- _DATA SUPPLIED_

%%

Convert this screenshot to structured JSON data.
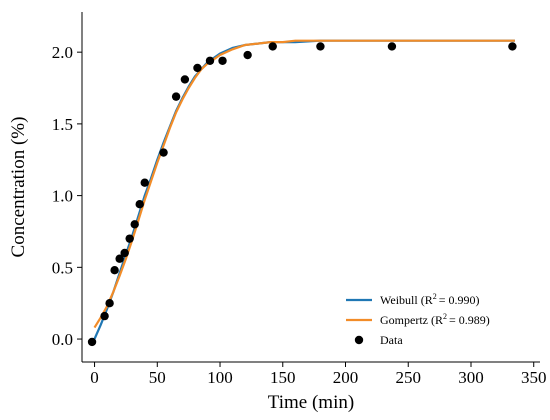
{
  "chart_data": {
    "type": "line",
    "xlabel": "Time (min)",
    "ylabel": "Concentration (%)",
    "xlim": [
      -10,
      355
    ],
    "ylim": [
      -0.16,
      2.28
    ],
    "xticks": [
      0,
      50,
      100,
      150,
      200,
      250,
      300,
      350
    ],
    "yticks": [
      0.0,
      0.5,
      1.0,
      1.5,
      2.0
    ],
    "ytick_labels": [
      "0.0",
      "0.5",
      "1.0",
      "1.5",
      "2.0"
    ],
    "legend": {
      "position": "bottom-right"
    },
    "series": [
      {
        "name": "Weibull (R² = 0.990)",
        "legend_main": "Weibull (R",
        "legend_r2": "= 0.990)",
        "kind": "line",
        "color": "#1f77b4",
        "x": [
          0,
          5,
          10,
          15,
          20,
          25,
          30,
          35,
          40,
          45,
          50,
          55,
          60,
          65,
          70,
          75,
          80,
          85,
          90,
          95,
          100,
          110,
          120,
          130,
          140,
          150,
          160,
          180,
          200,
          250,
          300,
          335
        ],
        "y": [
          0.0,
          0.1,
          0.21,
          0.33,
          0.46,
          0.59,
          0.72,
          0.86,
          1.0,
          1.12,
          1.25,
          1.37,
          1.48,
          1.59,
          1.68,
          1.76,
          1.83,
          1.88,
          1.93,
          1.96,
          1.99,
          2.03,
          2.05,
          2.06,
          2.07,
          2.07,
          2.07,
          2.08,
          2.08,
          2.08,
          2.08,
          2.08
        ]
      },
      {
        "name": "Gompertz (R² = 0.989)",
        "legend_main": "Gompertz (R",
        "legend_r2": "= 0.989)",
        "kind": "line",
        "color": "#f28c28",
        "x": [
          0,
          5,
          10,
          15,
          20,
          25,
          30,
          35,
          40,
          45,
          50,
          55,
          60,
          65,
          70,
          75,
          80,
          85,
          90,
          95,
          100,
          110,
          120,
          130,
          140,
          150,
          160,
          180,
          200,
          250,
          300,
          335
        ],
        "y": [
          0.08,
          0.15,
          0.23,
          0.33,
          0.44,
          0.56,
          0.69,
          0.83,
          0.97,
          1.1,
          1.23,
          1.35,
          1.47,
          1.58,
          1.67,
          1.75,
          1.82,
          1.88,
          1.92,
          1.95,
          1.98,
          2.02,
          2.05,
          2.06,
          2.07,
          2.07,
          2.08,
          2.08,
          2.08,
          2.08,
          2.08,
          2.08
        ]
      },
      {
        "name": "Data",
        "kind": "scatter",
        "color": "#000000",
        "x": [
          -2,
          8,
          12,
          16,
          20,
          24,
          28,
          32,
          36,
          40,
          55,
          65,
          72,
          82,
          92,
          102,
          122,
          142,
          180,
          237,
          333
        ],
        "y": [
          -0.02,
          0.16,
          0.25,
          0.48,
          0.56,
          0.6,
          0.7,
          0.8,
          0.94,
          1.09,
          1.3,
          1.69,
          1.81,
          1.89,
          1.94,
          1.94,
          1.98,
          2.04,
          2.04,
          2.04,
          2.04
        ]
      }
    ]
  }
}
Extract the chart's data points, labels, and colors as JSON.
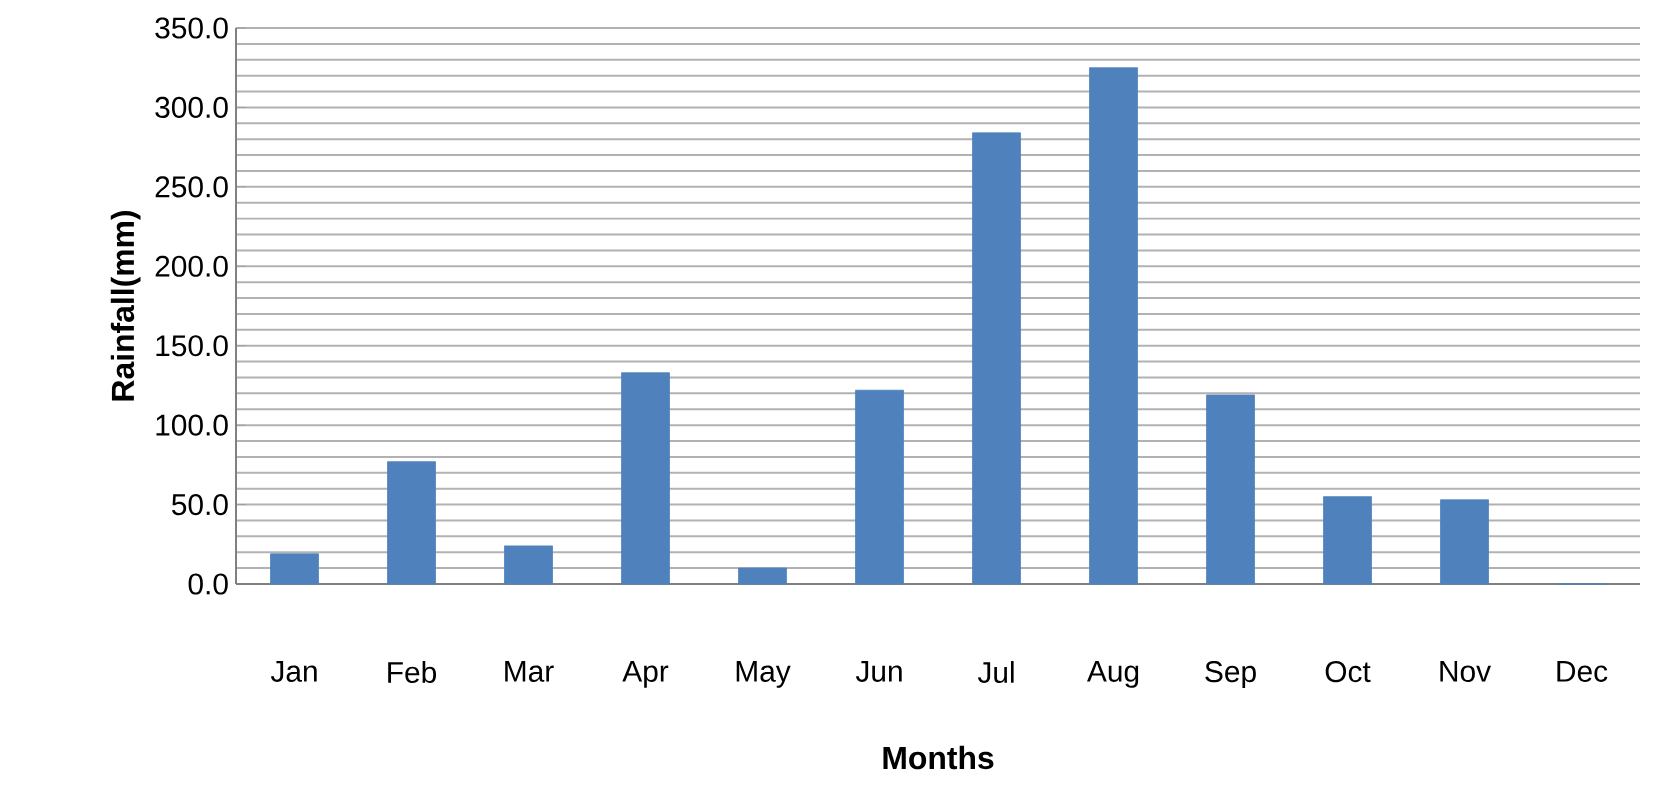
{
  "chart_data": {
    "type": "bar",
    "xlabel": "Months",
    "ylabel": "Rainfall(mm)",
    "categories": [
      "Jan",
      "Feb",
      "Mar",
      "Apr",
      "May",
      "Jun",
      "Jul",
      "Aug",
      "Sep",
      "Oct",
      "Nov",
      "Dec"
    ],
    "values": [
      19,
      77,
      24,
      133,
      10,
      122,
      284,
      325,
      119,
      55,
      53,
      0
    ],
    "color": "#4f81bd",
    "ylim": [
      0,
      350
    ],
    "yticks": [
      {
        "value": 0,
        "label": "0.0"
      },
      {
        "value": 50,
        "label": "50.0"
      },
      {
        "value": 100,
        "label": "100.0"
      },
      {
        "value": 150,
        "label": "150.0"
      },
      {
        "value": 200,
        "label": "200.0"
      },
      {
        "value": 250,
        "label": "250.0"
      },
      {
        "value": 300,
        "label": "300.0"
      },
      {
        "value": 350,
        "label": "350.0"
      }
    ],
    "grid": true
  }
}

%%

- _PROBLEM TO SOLVE_
Each line of the data is to be duplicated exactly; pictures stay out of the copy.

- _PROBLEM SOLUTION_
Convert this screenshot to structured JSON data.
{
  "chart_data": {
    "type": "line",
    "xlabel": "Time (min)",
    "ylabel": "Concentration (%)",
    "xlim": [
      -10,
      355
    ],
    "ylim": [
      -0.16,
      2.28
    ],
    "xticks": [
      0,
      50,
      100,
      150,
      200,
      250,
      300,
      350
    ],
    "yticks": [
      0.0,
      0.5,
      1.0,
      1.5,
      2.0
    ],
    "ytick_labels": [
      "0.0",
      "0.5",
      "1.0",
      "1.5",
      "2.0"
    ],
    "legend": {
      "position": "bottom-right"
    },
    "series": [
      {
        "name": "Weibull (R² = 0.990)",
        "legend_main": "Weibull (R",
        "legend_r2": "= 0.990)",
        "kind": "line",
        "color": "#1f77b4",
        "x": [
          0,
          5,
          10,
          15,
          20,
          25,
          30,
          35,
          40,
          45,
          50,
          55,
          60,
          65,
          70,
          75,
          80,
          85,
          90,
          95,
          100,
          110,
          120,
          130,
          140,
          150,
          160,
          180,
          200,
          250,
          300,
          335
        ],
        "y": [
          0.0,
          0.1,
          0.21,
          0.33,
          0.46,
          0.59,
          0.72,
          0.86,
          1.0,
          1.12,
          1.25,
          1.37,
          1.48,
          1.59,
          1.68,
          1.76,
          1.83,
          1.88,
          1.93,
          1.96,
          1.99,
          2.03,
          2.05,
          2.06,
          2.07,
          2.07,
          2.07,
          2.08,
          2.08,
          2.08,
          2.08,
          2.08
        ]
      },
      {
        "name": "Gompertz (R² = 0.989)",
        "legend_main": "Gompertz (R",
        "legend_r2": "= 0.989)",
        "kind": "line",
        "color": "#f28c28",
        "x": [
          0,
          5,
          10,
          15,
          20,
          25,
          30,
          35,
          40,
          45,
          50,
          55,
          60,
          65,
          70,
          75,
          80,
          85,
          90,
          95,
          100,
          110,
          120,
          130,
          140,
          150,
          160,
          180,
          200,
          250,
          300,
          335
        ],
        "y": [
          0.08,
          0.15,
          0.23,
          0.33,
          0.44,
          0.56,
          0.69,
          0.83,
          0.97,
          1.1,
          1.23,
          1.35,
          1.47,
          1.58,
          1.67,
          1.75,
          1.82,
          1.88,
          1.92,
          1.95,
          1.98,
          2.02,
          2.05,
          2.06,
          2.07,
          2.07,
          2.08,
          2.08,
          2.08,
          2.08,
          2.08,
          2.08
        ]
      },
      {
        "name": "Data",
        "kind": "scatter",
        "color": "#000000",
        "x": [
          -2,
          8,
          12,
          16,
          20,
          24,
          28,
          32,
          36,
          40,
          55,
          65,
          72,
          82,
          92,
          102,
          122,
          142,
          180,
          237,
          333
        ],
        "y": [
          -0.02,
          0.16,
          0.25,
          0.48,
          0.56,
          0.6,
          0.7,
          0.8,
          0.94,
          1.09,
          1.3,
          1.69,
          1.81,
          1.89,
          1.94,
          1.94,
          1.98,
          2.04,
          2.04,
          2.04,
          2.04
        ]
      }
    ]
  }
}
Extract the chart's data points, labels, and colors as JSON.
{
  "chart_data": {
    "type": "bar",
    "xlabel": "Months",
    "ylabel": "Rainfall(mm)",
    "categories": [
      "Jan",
      "Feb",
      "Mar",
      "Apr",
      "May",
      "Jun",
      "Jul",
      "Aug",
      "Sep",
      "Oct",
      "Nov",
      "Dec"
    ],
    "values": [
      19,
      77,
      24,
      133,
      10,
      122,
      284,
      325,
      119,
      55,
      53,
      0
    ],
    "color": "#4f81bd",
    "ylim": [
      0,
      350
    ],
    "yticks": [
      {
        "value": 0,
        "label": "0.0"
      },
      {
        "value": 50,
        "label": "50.0"
      },
      {
        "value": 100,
        "label": "100.0"
      },
      {
        "value": 150,
        "label": "150.0"
      },
      {
        "value": 200,
        "label": "200.0"
      },
      {
        "value": 250,
        "label": "250.0"
      },
      {
        "value": 300,
        "label": "300.0"
      },
      {
        "value": 350,
        "label": "350.0"
      }
    ],
    "grid": true
  }
}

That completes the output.